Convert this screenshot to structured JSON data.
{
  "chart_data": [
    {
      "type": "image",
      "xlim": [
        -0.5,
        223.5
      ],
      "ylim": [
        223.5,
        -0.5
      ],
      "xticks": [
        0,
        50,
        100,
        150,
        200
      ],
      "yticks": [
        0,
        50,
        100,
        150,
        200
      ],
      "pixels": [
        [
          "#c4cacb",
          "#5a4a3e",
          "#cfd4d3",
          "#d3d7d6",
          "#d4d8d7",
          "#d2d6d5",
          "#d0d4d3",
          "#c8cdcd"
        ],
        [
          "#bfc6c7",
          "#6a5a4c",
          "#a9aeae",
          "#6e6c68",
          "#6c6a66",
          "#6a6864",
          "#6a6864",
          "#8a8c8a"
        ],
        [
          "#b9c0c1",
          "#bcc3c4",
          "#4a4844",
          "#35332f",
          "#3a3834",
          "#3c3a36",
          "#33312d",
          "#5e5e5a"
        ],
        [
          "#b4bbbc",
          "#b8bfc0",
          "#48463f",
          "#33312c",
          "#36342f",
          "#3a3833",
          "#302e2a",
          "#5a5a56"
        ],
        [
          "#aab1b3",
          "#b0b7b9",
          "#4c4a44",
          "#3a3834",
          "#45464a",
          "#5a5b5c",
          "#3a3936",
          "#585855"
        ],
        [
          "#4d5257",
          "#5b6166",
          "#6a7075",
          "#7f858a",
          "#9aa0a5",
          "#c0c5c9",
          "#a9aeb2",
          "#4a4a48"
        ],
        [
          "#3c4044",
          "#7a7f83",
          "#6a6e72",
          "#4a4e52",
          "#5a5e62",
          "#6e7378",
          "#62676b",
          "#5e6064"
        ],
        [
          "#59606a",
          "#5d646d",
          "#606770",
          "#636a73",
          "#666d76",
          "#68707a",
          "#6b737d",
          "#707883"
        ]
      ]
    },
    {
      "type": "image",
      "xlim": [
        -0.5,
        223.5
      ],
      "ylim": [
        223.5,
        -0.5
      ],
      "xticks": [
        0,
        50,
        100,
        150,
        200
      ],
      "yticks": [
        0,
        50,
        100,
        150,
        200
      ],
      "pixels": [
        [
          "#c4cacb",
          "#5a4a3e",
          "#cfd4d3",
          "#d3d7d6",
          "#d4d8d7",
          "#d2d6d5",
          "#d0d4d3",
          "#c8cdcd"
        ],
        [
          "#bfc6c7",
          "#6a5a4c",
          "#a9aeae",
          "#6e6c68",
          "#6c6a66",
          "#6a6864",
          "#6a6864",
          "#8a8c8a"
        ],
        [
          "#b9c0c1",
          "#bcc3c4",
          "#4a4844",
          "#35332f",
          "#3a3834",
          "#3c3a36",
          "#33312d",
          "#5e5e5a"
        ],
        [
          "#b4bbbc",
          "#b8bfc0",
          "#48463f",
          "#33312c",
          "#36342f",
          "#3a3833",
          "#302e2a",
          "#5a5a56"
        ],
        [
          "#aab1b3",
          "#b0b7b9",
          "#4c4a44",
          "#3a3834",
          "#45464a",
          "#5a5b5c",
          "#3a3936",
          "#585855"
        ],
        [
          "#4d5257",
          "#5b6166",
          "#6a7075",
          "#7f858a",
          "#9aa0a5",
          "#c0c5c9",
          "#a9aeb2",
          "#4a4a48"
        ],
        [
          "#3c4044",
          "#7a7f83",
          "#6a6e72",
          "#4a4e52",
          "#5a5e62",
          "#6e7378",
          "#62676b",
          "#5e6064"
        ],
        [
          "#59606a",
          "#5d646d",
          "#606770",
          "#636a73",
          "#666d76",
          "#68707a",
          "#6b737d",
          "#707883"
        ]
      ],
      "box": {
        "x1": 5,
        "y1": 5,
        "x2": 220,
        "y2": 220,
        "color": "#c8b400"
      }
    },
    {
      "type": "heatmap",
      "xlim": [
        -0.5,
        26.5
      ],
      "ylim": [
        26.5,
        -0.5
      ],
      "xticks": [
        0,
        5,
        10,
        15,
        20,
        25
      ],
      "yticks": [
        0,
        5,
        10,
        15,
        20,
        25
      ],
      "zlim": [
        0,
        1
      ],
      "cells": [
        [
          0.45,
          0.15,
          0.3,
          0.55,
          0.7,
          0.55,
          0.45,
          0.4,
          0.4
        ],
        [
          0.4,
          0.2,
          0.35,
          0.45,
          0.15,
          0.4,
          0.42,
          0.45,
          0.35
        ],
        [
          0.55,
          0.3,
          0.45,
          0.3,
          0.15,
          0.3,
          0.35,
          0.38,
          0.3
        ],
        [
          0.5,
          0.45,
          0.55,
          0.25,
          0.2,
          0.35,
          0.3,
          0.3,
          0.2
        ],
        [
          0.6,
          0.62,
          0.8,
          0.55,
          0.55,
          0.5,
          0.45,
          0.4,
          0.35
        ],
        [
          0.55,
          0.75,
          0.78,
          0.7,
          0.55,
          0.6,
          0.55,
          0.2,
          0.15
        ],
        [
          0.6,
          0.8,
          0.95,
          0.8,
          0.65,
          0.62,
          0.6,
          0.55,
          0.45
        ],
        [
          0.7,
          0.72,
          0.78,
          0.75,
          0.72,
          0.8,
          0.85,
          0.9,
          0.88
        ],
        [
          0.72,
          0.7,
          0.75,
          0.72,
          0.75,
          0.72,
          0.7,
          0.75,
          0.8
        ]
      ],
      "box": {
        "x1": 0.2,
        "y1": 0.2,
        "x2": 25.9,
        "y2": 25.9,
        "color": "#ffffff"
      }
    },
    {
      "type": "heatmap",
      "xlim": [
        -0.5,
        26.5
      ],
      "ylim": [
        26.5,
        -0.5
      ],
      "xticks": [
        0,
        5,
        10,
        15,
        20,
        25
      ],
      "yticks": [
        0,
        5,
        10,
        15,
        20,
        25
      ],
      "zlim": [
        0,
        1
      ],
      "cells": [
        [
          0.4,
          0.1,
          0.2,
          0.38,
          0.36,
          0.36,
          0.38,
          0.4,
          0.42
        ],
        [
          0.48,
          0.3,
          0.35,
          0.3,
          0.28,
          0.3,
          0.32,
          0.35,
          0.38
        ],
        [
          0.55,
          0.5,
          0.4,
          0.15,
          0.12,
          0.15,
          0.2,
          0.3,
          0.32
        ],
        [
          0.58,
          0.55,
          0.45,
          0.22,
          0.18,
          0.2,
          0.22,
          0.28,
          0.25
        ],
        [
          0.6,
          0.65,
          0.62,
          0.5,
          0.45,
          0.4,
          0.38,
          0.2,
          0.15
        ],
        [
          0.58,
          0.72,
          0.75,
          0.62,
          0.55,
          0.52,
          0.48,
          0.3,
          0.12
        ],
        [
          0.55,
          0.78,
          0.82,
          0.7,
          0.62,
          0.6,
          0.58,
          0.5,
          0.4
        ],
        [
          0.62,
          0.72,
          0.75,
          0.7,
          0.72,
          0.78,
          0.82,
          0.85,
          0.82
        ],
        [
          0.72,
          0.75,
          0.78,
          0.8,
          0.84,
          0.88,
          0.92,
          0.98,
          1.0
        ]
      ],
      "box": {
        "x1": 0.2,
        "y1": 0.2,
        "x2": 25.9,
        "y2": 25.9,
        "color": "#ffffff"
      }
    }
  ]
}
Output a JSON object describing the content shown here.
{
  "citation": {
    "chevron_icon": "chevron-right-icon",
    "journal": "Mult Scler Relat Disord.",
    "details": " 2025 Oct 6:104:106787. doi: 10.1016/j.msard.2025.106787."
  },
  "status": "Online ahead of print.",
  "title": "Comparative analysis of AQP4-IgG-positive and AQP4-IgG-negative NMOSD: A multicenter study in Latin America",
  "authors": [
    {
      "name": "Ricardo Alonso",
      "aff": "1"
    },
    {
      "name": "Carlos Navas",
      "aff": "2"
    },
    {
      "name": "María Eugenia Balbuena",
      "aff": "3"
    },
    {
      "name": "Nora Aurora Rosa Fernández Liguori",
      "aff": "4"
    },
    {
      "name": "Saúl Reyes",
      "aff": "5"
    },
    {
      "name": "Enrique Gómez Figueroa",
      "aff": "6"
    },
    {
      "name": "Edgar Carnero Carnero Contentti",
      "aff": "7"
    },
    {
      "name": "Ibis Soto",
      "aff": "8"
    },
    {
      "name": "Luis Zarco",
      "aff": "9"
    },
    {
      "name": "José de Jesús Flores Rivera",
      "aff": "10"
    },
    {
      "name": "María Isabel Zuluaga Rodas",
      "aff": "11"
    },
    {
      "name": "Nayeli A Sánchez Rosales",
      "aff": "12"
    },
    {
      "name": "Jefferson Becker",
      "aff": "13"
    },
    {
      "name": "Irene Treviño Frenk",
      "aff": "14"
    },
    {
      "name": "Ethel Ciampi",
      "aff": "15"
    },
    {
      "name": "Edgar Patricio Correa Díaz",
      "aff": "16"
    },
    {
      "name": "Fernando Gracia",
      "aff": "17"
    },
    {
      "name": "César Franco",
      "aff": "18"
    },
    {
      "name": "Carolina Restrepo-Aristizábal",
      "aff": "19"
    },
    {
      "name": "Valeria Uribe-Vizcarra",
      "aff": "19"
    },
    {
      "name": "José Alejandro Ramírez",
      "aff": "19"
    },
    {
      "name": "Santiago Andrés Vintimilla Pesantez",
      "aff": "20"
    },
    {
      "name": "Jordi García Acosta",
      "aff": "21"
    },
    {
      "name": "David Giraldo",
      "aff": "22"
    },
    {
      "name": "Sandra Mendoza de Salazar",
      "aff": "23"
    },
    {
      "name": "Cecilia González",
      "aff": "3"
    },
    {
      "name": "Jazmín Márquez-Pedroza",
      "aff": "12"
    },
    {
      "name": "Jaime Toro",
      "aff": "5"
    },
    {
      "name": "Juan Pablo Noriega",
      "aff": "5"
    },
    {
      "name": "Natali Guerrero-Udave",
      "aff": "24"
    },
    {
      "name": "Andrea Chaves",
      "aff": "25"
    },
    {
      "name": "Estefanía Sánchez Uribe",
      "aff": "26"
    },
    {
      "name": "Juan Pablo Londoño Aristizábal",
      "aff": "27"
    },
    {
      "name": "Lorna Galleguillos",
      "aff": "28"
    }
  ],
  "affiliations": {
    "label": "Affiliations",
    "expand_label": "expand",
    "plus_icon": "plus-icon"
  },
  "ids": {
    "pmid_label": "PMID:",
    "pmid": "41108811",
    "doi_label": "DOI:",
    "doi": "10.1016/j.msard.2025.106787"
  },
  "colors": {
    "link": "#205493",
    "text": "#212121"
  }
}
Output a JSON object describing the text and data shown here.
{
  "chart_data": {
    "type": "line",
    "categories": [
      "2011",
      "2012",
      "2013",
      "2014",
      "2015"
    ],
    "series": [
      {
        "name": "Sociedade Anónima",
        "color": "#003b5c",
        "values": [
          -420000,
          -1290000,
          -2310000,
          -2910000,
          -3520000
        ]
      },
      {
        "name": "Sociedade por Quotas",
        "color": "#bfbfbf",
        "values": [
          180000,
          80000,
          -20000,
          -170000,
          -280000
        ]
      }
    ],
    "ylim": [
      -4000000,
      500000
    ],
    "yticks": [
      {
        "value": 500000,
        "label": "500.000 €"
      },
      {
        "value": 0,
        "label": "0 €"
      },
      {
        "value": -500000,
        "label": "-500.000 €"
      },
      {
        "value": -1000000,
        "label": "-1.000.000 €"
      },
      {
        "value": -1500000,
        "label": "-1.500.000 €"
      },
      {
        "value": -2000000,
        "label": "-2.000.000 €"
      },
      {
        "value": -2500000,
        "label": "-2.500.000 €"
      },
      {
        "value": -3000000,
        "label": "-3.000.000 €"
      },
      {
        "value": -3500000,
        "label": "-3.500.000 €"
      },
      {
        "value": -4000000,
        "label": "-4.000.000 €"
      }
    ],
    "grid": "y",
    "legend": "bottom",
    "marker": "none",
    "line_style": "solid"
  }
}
┄┄┄┄┄┄┄┄┄┄┄┄┄┄┄┄┄┄┄┄
## WHAT THE EXERCISE ASKS
Which lines contain "msard"? Copy each of them out.

## REPLY
    "details": " 2025 Oct 6:104:106787. doi: 10.1016/j.msard.2025.106787."
    "doi": "10.1016/j.msard.2025.106787"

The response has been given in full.